(Document text records)
# # # # #
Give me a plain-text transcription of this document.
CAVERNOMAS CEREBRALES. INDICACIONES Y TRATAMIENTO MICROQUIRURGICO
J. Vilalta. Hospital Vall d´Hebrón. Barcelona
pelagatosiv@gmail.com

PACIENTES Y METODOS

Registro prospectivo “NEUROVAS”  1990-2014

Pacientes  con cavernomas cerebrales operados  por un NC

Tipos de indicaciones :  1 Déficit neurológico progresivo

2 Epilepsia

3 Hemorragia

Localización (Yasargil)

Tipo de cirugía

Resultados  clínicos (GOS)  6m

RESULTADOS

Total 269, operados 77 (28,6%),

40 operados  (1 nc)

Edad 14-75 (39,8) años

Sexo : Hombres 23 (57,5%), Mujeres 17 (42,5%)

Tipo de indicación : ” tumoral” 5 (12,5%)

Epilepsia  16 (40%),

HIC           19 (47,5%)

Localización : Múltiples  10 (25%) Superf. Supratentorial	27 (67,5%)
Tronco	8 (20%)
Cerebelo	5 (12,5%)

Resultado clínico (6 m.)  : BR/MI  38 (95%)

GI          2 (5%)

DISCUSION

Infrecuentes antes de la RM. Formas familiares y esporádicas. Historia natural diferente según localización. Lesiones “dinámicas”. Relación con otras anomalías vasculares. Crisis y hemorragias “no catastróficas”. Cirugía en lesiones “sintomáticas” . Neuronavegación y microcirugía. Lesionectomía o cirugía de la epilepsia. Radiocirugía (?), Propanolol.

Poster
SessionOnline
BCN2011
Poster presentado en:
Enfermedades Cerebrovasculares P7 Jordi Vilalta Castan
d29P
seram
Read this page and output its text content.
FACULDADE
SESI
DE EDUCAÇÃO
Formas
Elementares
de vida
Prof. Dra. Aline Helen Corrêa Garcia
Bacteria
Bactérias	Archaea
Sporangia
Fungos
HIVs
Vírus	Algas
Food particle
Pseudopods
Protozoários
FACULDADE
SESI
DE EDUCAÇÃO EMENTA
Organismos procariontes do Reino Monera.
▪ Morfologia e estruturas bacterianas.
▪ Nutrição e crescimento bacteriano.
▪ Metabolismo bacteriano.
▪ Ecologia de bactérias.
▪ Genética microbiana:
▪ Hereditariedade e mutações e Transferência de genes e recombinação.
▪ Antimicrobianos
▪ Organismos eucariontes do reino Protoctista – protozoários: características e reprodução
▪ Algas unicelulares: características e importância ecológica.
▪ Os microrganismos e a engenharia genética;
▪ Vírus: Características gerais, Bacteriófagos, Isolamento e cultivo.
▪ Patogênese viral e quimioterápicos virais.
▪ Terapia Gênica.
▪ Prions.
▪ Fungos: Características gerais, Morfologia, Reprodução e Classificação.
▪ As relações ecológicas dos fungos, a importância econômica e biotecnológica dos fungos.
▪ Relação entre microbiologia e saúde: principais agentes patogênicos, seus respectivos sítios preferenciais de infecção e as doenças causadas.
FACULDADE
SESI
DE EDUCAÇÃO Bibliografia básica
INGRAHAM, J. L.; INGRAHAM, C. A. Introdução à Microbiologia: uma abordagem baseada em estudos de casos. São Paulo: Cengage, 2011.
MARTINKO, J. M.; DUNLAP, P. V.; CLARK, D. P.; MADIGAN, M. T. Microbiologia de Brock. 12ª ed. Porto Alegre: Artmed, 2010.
# # # # #
◆ WHAT TO PRODUCE
Every entry should be output again exactly as written.

◆ YOUR RESPONSE
Give me a plain-text transcription of this document.
CAVERNOMAS CEREBRALES. INDICACIONES Y TRATAMIENTO MICROQUIRURGICO
J. Vilalta. Hospital Vall d´Hebrón. Barcelona
pelagatosiv@gmail.com

PACIENTES Y METODOS

Registro prospectivo “NEUROVAS”  1990-2014

Pacientes  con cavernomas cerebrales operados  por un NC

Tipos de indicaciones :  1 Déficit neurológico progresivo

2 Epilepsia

3 Hemorragia

Localización (Yasargil)

Tipo de cirugía

Resultados  clínicos (GOS)  6m

RESULTADOS

Total 269, operados 77 (28,6%),

40 operados  (1 nc)

Edad 14-75 (39,8) años

Sexo : Hombres 23 (57,5%), Mujeres 17 (42,5%)

Tipo de indicación : ” tumoral” 5 (12,5%)

Epilepsia  16 (40%),

HIC           19 (47,5%)

Localización : Múltiples  10 (25%) Superf. Supratentorial	27 (67,5%)
Tronco	8 (20%)
Cerebelo	5 (12,5%)

Resultado clínico (6 m.)  : BR/MI  38 (95%)

GI          2 (5%)

DISCUSION

Infrecuentes antes de la RM. Formas familiares y esporádicas. Historia natural diferente según localización. Lesiones “dinámicas”. Relación con otras anomalías vasculares. Crisis y hemorragias “no catastróficas”. Cirugía en lesiones “sintomáticas” . Neuronavegación y microcirugía. Lesionectomía o cirugía de la epilepsia. Radiocirugía (?), Propanolol.

Poster
SessionOnline
BCN2011
Poster presentado en:
Enfermedades Cerebrovasculares P7 Jordi Vilalta Castan
d29P
seram
Read this page and output its text content.
FACULDADE
SESI
DE EDUCAÇÃO
Formas
Elementares
de vida
Prof. Dra. Aline Helen Corrêa Garcia
Bacteria
Bactérias	Archaea
Sporangia
Fungos
HIVs
Vírus	Algas
Food particle
Pseudopods
Protozoários
FACULDADE
SESI
DE EDUCAÇÃO EMENTA
Organismos procariontes do Reino Monera.
▪ Morfologia e estruturas bacterianas.
▪ Nutrição e crescimento bacteriano.
▪ Metabolismo bacteriano.
▪ Ecologia de bactérias.
▪ Genética microbiana:
▪ Hereditariedade e mutações e Transferência de genes e recombinação.
▪ Antimicrobianos
▪ Organismos eucariontes do reino Protoctista – protozoários: características e reprodução
▪ Algas unicelulares: características e importância ecológica.
▪ Os microrganismos e a engenharia genética;
▪ Vírus: Características gerais, Bacteriófagos, Isolamento e cultivo.
▪ Patogênese viral e quimioterápicos virais.
▪ Terapia Gênica.
▪ Prions.
▪ Fungos: Características gerais, Morfologia, Reprodução e Classificação.
▪ As relações ecológicas dos fungos, a importância econômica e biotecnológica dos fungos.
▪ Relação entre microbiologia e saúde: principais agentes patogênicos, seus respectivos sítios preferenciais de infecção e as doenças causadas.
FACULDADE
SESI
DE EDUCAÇÃO Bibliografia básica
INGRAHAM, J. L.; INGRAHAM, C. A. Introdução à Microbiologia: uma abordagem baseada em estudos de casos. São Paulo: Cengage, 2011.
MARTINKO, J. M.; DUNLAP, P. V.; CLARK, D. P.; MADIGAN, M. T. Microbiologia de Brock. 12ª ed. Porto Alegre: Artmed, 2010.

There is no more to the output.